══ DATA LINES ══
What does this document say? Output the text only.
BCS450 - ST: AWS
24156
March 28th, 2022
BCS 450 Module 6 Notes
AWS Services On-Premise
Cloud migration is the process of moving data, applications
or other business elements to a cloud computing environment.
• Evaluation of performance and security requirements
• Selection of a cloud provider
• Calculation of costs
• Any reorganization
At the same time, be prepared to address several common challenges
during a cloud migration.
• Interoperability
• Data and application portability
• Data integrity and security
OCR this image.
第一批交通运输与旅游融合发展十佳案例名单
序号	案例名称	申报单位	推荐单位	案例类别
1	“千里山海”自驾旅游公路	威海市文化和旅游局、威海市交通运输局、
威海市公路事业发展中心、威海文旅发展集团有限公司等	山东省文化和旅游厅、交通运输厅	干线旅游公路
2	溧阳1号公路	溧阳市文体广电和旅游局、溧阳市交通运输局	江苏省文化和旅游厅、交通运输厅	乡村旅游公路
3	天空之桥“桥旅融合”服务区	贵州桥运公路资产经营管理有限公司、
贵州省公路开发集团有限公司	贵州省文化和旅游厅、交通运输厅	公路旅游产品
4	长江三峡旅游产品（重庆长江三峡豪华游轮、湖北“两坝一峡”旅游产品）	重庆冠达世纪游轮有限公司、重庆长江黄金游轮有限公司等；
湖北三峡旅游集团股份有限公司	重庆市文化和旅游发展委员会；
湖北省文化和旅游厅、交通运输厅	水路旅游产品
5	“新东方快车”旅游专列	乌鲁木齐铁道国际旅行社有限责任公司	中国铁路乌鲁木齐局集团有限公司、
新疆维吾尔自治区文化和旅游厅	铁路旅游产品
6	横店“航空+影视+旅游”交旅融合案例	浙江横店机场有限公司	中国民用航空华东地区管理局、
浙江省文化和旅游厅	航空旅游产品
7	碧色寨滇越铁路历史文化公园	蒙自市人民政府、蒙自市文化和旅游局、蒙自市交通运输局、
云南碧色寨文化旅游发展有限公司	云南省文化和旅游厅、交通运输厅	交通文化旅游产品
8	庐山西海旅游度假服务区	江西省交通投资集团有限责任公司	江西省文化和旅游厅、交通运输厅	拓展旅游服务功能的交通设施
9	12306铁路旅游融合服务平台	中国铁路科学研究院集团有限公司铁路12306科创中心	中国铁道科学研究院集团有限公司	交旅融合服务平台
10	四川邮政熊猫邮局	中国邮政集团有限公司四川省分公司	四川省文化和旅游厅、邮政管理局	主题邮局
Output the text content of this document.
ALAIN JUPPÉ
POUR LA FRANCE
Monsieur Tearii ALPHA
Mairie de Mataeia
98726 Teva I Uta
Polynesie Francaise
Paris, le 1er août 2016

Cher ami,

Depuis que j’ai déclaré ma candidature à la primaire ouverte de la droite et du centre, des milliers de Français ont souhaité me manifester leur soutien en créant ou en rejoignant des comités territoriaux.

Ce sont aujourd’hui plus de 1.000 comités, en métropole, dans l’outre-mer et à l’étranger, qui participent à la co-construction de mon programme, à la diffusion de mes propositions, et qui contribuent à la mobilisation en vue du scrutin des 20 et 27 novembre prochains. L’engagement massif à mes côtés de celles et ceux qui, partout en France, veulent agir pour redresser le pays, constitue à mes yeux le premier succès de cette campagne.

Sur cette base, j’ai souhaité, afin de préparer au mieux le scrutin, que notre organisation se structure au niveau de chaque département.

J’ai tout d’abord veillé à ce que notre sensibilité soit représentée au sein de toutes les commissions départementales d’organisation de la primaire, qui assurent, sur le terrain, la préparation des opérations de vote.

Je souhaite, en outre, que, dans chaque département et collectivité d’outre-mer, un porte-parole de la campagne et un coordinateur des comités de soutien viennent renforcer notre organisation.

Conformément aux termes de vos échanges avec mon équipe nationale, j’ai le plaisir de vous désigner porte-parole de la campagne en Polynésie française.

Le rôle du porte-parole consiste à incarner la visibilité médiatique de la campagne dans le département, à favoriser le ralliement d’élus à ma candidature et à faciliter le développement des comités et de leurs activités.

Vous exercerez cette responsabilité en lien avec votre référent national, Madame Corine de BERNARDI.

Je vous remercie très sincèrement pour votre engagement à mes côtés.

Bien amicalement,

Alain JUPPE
═══
• [WHAT YOU WILL DO]: Output the records above in their entirety, exactly.

• [SOLUTION FOR THIS EXERCISE]:
What does this document say? Output the text only.
BCS450 - ST: AWS
24156
March 28th, 2022
BCS 450 Module 6 Notes
AWS Services On-Premise
Cloud migration is the process of moving data, applications
or other business elements to a cloud computing environment.
• Evaluation of performance and security requirements
• Selection of a cloud provider
• Calculation of costs
• Any reorganization
At the same time, be prepared to address several common challenges
during a cloud migration.
• Interoperability
• Data and application portability
• Data integrity and security
OCR this image.
第一批交通运输与旅游融合发展十佳案例名单
序号	案例名称	申报单位	推荐单位	案例类别
1	“千里山海”自驾旅游公路	威海市文化和旅游局、威海市交通运输局、
威海市公路事业发展中心、威海文旅发展集团有限公司等	山东省文化和旅游厅、交通运输厅	干线旅游公路
2	溧阳1号公路	溧阳市文体广电和旅游局、溧阳市交通运输局	江苏省文化和旅游厅、交通运输厅	乡村旅游公路
3	天空之桥“桥旅融合”服务区	贵州桥运公路资产经营管理有限公司、
贵州省公路开发集团有限公司	贵州省文化和旅游厅、交通运输厅	公路旅游产品
4	长江三峡旅游产品（重庆长江三峡豪华游轮、湖北“两坝一峡”旅游产品）	重庆冠达世纪游轮有限公司、重庆长江黄金游轮有限公司等；
湖北三峡旅游集团股份有限公司	重庆市文化和旅游发展委员会；
湖北省文化和旅游厅、交通运输厅	水路旅游产品
5	“新东方快车”旅游专列	乌鲁木齐铁道国际旅行社有限责任公司	中国铁路乌鲁木齐局集团有限公司、
新疆维吾尔自治区文化和旅游厅	铁路旅游产品
6	横店“航空+影视+旅游”交旅融合案例	浙江横店机场有限公司	中国民用航空华东地区管理局、
浙江省文化和旅游厅	航空旅游产品
7	碧色寨滇越铁路历史文化公园	蒙自市人民政府、蒙自市文化和旅游局、蒙自市交通运输局、
云南碧色寨文化旅游发展有限公司	云南省文化和旅游厅、交通运输厅	交通文化旅游产品
8	庐山西海旅游度假服务区	江西省交通投资集团有限责任公司	江西省文化和旅游厅、交通运输厅	拓展旅游服务功能的交通设施
9	12306铁路旅游融合服务平台	中国铁路科学研究院集团有限公司铁路12306科创中心	中国铁道科学研究院集团有限公司	交旅融合服务平台
10	四川邮政熊猫邮局	中国邮政集团有限公司四川省分公司	四川省文化和旅游厅、邮政管理局	主题邮局
Output the text content of this document.
ALAIN JUPPÉ
POUR LA FRANCE
Monsieur Tearii ALPHA
Mairie de Mataeia
98726 Teva I Uta
Polynesie Francaise
Paris, le 1er août 2016

Cher ami,

Depuis que j’ai déclaré ma candidature à la primaire ouverte de la droite et du centre, des milliers de Français ont souhaité me manifester leur soutien en créant ou en rejoignant des comités territoriaux.

Ce sont aujourd’hui plus de 1.000 comités, en métropole, dans l’outre-mer et à l’étranger, qui participent à la co-construction de mon programme, à la diffusion de mes propositions, et qui contribuent à la mobilisation en vue du scrutin des 20 et 27 novembre prochains. L’engagement massif à mes côtés de celles et ceux qui, partout en France, veulent agir pour redresser le pays, constitue à mes yeux le premier succès de cette campagne.

Sur cette base, j’ai souhaité, afin de préparer au mieux le scrutin, que notre organisation se structure au niveau de chaque département.

J’ai tout d’abord veillé à ce que notre sensibilité soit représentée au sein de toutes les commissions départementales d’organisation de la primaire, qui assurent, sur le terrain, la préparation des opérations de vote.

Je souhaite, en outre, que, dans chaque département et collectivité d’outre-mer, un porte-parole de la campagne et un coordinateur des comités de soutien viennent renforcer notre organisation.

Conformément aux termes de vos échanges avec mon équipe nationale, j’ai le plaisir de vous désigner porte-parole de la campagne en Polynésie française.

Le rôle du porte-parole consiste à incarner la visibilité médiatique de la campagne dans le département, à favoriser le ralliement d’élus à ma candidature et à faciliter le développement des comités et de leurs activités.

Vous exercerez cette responsabilité en lien avec votre référent national, Madame Corine de BERNARDI.

Je vous remercie très sincèrement pour votre engagement à mes côtés.

Bien amicalement,

Alain JUPPE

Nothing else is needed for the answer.